▸ **WHAT NEEDS TO BE DONE**
Take each line containing "this" and report it exactly as written.
— start —
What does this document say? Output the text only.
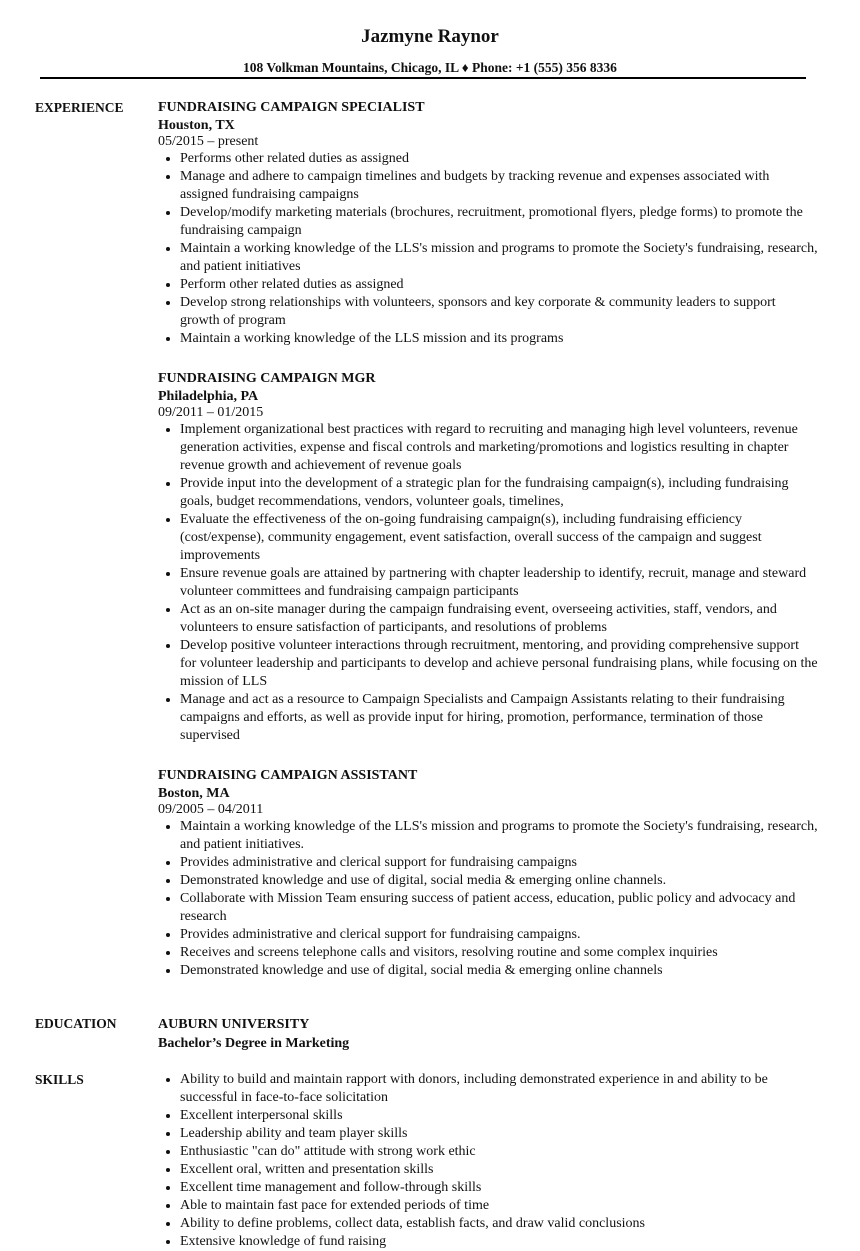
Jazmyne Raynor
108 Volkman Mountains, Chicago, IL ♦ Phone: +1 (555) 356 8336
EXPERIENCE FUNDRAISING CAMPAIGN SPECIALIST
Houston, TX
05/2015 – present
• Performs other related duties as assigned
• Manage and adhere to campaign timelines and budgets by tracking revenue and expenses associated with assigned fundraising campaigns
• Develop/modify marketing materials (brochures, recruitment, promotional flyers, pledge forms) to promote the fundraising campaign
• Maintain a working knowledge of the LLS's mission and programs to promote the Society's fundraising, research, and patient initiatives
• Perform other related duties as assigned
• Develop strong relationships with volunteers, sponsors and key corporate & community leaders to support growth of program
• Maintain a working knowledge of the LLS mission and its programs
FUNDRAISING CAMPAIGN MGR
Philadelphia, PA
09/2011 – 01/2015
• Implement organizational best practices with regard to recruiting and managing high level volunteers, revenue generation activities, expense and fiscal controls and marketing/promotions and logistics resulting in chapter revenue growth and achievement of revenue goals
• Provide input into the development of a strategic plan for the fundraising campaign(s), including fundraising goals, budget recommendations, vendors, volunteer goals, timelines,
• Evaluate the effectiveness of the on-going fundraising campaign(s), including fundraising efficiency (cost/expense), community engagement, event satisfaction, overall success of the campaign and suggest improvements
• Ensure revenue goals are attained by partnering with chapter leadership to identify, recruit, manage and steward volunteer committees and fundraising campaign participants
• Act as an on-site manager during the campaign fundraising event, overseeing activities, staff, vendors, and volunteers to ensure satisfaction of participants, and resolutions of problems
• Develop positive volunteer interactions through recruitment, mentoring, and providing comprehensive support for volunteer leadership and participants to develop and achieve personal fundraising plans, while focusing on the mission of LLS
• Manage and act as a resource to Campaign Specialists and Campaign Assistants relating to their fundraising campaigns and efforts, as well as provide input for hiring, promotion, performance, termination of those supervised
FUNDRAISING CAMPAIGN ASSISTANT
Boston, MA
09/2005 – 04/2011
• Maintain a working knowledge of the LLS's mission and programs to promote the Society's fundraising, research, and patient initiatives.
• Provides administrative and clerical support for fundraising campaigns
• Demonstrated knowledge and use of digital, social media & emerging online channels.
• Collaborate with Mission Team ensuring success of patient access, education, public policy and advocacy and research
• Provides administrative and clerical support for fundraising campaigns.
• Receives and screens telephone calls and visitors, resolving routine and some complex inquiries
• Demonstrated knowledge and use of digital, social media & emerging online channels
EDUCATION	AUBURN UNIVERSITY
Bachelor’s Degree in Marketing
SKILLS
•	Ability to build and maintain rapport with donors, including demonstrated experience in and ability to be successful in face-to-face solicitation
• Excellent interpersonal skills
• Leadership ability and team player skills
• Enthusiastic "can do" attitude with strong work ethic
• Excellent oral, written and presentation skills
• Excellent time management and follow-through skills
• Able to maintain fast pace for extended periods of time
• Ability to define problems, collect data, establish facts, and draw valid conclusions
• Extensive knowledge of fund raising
— end —
— start —
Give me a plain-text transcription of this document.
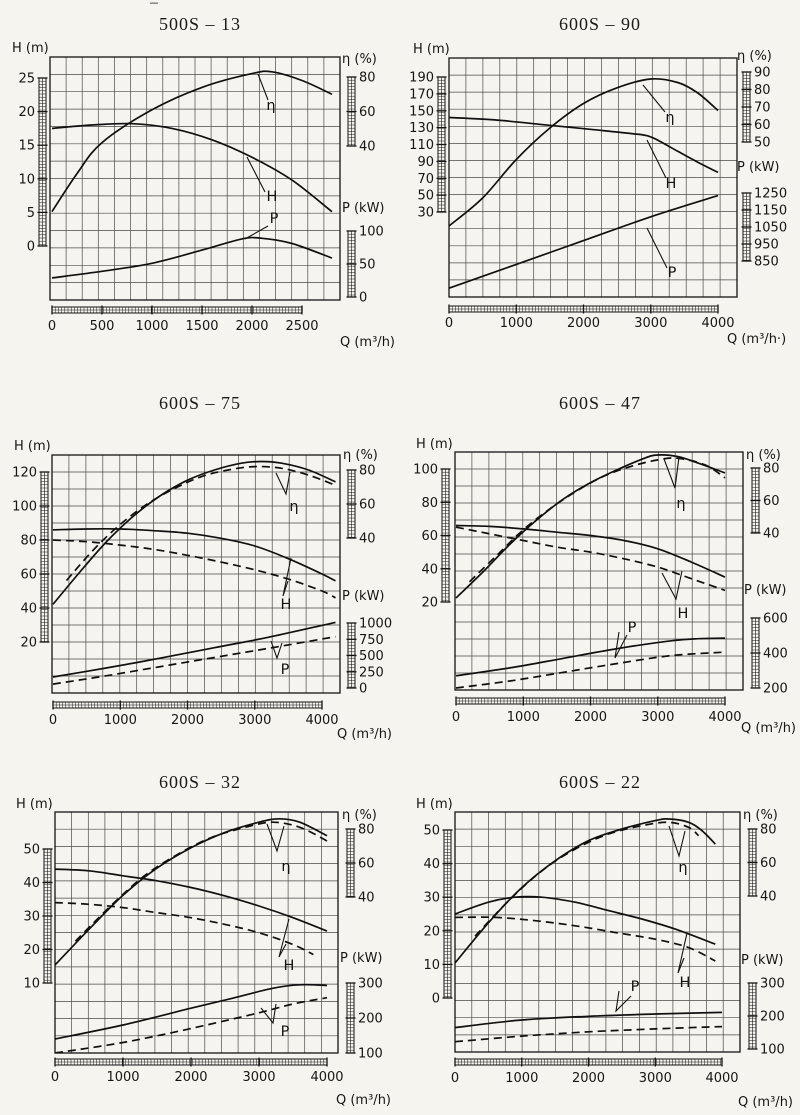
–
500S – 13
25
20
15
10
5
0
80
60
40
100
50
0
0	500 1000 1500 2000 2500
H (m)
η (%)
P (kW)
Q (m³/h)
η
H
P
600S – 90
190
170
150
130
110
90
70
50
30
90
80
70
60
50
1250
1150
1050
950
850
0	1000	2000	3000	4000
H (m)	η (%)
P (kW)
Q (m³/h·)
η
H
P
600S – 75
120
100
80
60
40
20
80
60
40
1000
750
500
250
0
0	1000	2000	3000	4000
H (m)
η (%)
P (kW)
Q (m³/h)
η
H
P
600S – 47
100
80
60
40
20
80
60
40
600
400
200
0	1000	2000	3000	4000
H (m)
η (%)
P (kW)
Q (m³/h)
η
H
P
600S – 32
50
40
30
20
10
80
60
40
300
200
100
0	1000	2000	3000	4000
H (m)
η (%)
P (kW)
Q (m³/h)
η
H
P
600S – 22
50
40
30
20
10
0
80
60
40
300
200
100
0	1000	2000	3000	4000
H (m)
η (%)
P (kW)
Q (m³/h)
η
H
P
— end —
▸ **EXERCISE RESULT**
What does this document say? Output the text only.
Give me a plain-text transcription of this document.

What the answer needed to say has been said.